-- Information provided start --
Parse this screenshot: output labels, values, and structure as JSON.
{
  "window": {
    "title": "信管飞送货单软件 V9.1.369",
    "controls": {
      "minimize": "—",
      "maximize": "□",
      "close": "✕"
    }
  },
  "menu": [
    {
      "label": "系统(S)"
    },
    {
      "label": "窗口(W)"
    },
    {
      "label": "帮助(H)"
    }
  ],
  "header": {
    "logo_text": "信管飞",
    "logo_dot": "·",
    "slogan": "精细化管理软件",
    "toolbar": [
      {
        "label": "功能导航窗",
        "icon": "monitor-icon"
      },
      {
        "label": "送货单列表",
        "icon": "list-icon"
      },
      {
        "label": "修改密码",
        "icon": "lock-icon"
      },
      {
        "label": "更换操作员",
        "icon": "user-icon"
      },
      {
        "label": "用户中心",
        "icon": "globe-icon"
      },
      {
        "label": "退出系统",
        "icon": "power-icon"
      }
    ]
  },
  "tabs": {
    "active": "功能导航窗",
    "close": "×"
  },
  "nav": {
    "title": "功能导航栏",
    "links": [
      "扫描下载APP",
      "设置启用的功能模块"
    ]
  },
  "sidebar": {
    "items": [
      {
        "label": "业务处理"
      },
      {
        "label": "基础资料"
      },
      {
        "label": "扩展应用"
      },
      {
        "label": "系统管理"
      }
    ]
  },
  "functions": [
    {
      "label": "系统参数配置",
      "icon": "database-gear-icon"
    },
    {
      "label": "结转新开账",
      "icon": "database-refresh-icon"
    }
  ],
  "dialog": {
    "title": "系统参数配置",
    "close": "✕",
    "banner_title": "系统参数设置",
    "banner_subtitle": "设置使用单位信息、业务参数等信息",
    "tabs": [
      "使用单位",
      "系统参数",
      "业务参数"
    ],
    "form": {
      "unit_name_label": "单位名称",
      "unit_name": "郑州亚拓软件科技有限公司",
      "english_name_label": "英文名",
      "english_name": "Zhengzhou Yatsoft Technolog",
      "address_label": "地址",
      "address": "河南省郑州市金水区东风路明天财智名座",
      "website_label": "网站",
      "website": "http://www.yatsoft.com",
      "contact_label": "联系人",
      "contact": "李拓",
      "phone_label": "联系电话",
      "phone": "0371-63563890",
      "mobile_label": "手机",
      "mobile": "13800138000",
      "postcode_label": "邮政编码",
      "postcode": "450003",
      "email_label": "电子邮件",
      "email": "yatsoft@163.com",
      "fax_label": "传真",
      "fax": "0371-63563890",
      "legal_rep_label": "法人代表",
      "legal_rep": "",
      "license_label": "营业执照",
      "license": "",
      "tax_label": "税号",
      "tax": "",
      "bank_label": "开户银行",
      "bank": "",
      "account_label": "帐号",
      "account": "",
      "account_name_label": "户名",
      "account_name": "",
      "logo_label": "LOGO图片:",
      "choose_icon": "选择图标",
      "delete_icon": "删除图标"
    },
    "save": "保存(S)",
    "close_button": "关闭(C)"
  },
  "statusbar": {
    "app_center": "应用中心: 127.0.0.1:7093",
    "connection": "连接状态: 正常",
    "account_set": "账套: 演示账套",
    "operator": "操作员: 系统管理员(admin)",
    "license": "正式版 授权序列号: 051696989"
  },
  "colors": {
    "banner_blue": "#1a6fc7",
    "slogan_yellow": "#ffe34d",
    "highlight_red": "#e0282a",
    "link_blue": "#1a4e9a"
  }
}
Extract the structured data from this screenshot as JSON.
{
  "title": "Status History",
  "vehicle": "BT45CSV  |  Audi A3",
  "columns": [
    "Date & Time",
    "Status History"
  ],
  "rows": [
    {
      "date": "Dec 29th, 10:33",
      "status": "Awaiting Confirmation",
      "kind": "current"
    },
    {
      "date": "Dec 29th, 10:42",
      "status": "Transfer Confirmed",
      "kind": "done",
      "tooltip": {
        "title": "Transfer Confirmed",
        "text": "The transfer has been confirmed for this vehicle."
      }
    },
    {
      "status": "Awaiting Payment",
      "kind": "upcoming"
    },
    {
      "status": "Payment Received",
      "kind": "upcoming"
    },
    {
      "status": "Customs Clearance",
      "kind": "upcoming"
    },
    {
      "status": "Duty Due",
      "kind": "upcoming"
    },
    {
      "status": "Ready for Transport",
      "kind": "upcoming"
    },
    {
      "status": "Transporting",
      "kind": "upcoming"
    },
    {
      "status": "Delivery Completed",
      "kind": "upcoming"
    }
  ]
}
-- Information provided end --
### Exercise prompt
Every record above should be copied exactly.

### Task result
Parse this screenshot: output labels, values, and structure as JSON.
{
  "window": {
    "title": "信管飞送货单软件 V9.1.369",
    "controls": {
      "minimize": "—",
      "maximize": "□",
      "close": "✕"
    }
  },
  "menu": [
    {
      "label": "系统(S)"
    },
    {
      "label": "窗口(W)"
    },
    {
      "label": "帮助(H)"
    }
  ],
  "header": {
    "logo_text": "信管飞",
    "logo_dot": "·",
    "slogan": "精细化管理软件",
    "toolbar": [
      {
        "label": "功能导航窗",
        "icon": "monitor-icon"
      },
      {
        "label": "送货单列表",
        "icon": "list-icon"
      },
      {
        "label": "修改密码",
        "icon": "lock-icon"
      },
      {
        "label": "更换操作员",
        "icon": "user-icon"
      },
      {
        "label": "用户中心",
        "icon": "globe-icon"
      },
      {
        "label": "退出系统",
        "icon": "power-icon"
      }
    ]
  },
  "tabs": {
    "active": "功能导航窗",
    "close": "×"
  },
  "nav": {
    "title": "功能导航栏",
    "links": [
      "扫描下载APP",
      "设置启用的功能模块"
    ]
  },
  "sidebar": {
    "items": [
      {
        "label": "业务处理"
      },
      {
        "label": "基础资料"
      },
      {
        "label": "扩展应用"
      },
      {
        "label": "系统管理"
      }
    ]
  },
  "functions": [
    {
      "label": "系统参数配置",
      "icon": "database-gear-icon"
    },
    {
      "label": "结转新开账",
      "icon": "database-refresh-icon"
    }
  ],
  "dialog": {
    "title": "系统参数配置",
    "close": "✕",
    "banner_title": "系统参数设置",
    "banner_subtitle": "设置使用单位信息、业务参数等信息",
    "tabs": [
      "使用单位",
      "系统参数",
      "业务参数"
    ],
    "form": {
      "unit_name_label": "单位名称",
      "unit_name": "郑州亚拓软件科技有限公司",
      "english_name_label": "英文名",
      "english_name": "Zhengzhou Yatsoft Technolog",
      "address_label": "地址",
      "address": "河南省郑州市金水区东风路明天财智名座",
      "website_label": "网站",
      "website": "http://www.yatsoft.com",
      "contact_label": "联系人",
      "contact": "李拓",
      "phone_label": "联系电话",
      "phone": "0371-63563890",
      "mobile_label": "手机",
      "mobile": "13800138000",
      "postcode_label": "邮政编码",
      "postcode": "450003",
      "email_label": "电子邮件",
      "email": "yatsoft@163.com",
      "fax_label": "传真",
      "fax": "0371-63563890",
      "legal_rep_label": "法人代表",
      "legal_rep": "",
      "license_label": "营业执照",
      "license": "",
      "tax_label": "税号",
      "tax": "",
      "bank_label": "开户银行",
      "bank": "",
      "account_label": "帐号",
      "account": "",
      "account_name_label": "户名",
      "account_name": "",
      "logo_label": "LOGO图片:",
      "choose_icon": "选择图标",
      "delete_icon": "删除图标"
    },
    "save": "保存(S)",
    "close_button": "关闭(C)"
  },
  "statusbar": {
    "app_center": "应用中心: 127.0.0.1:7093",
    "connection": "连接状态: 正常",
    "account_set": "账套: 演示账套",
    "operator": "操作员: 系统管理员(admin)",
    "license": "正式版 授权序列号: 051696989"
  },
  "colors": {
    "banner_blue": "#1a6fc7",
    "slogan_yellow": "#ffe34d",
    "highlight_red": "#e0282a",
    "link_blue": "#1a4e9a"
  }
}
Extract the structured data from this screenshot as JSON.
{
  "title": "Status History",
  "vehicle": "BT45CSV  |  Audi A3",
  "columns": [
    "Date & Time",
    "Status History"
  ],
  "rows": [
    {
      "date": "Dec 29th, 10:33",
      "status": "Awaiting Confirmation",
      "kind": "current"
    },
    {
      "date": "Dec 29th, 10:42",
      "status": "Transfer Confirmed",
      "kind": "done",
      "tooltip": {
        "title": "Transfer Confirmed",
        "text": "The transfer has been confirmed for this vehicle."
      }
    },
    {
      "status": "Awaiting Payment",
      "kind": "upcoming"
    },
    {
      "status": "Payment Received",
      "kind": "upcoming"
    },
    {
      "status": "Customs Clearance",
      "kind": "upcoming"
    },
    {
      "status": "Duty Due",
      "kind": "upcoming"
    },
    {
      "status": "Ready for Transport",
      "kind": "upcoming"
    },
    {
      "status": "Transporting",
      "kind": "upcoming"
    },
    {
      "status": "Delivery Completed",
      "kind": "upcoming"
    }
  ]
}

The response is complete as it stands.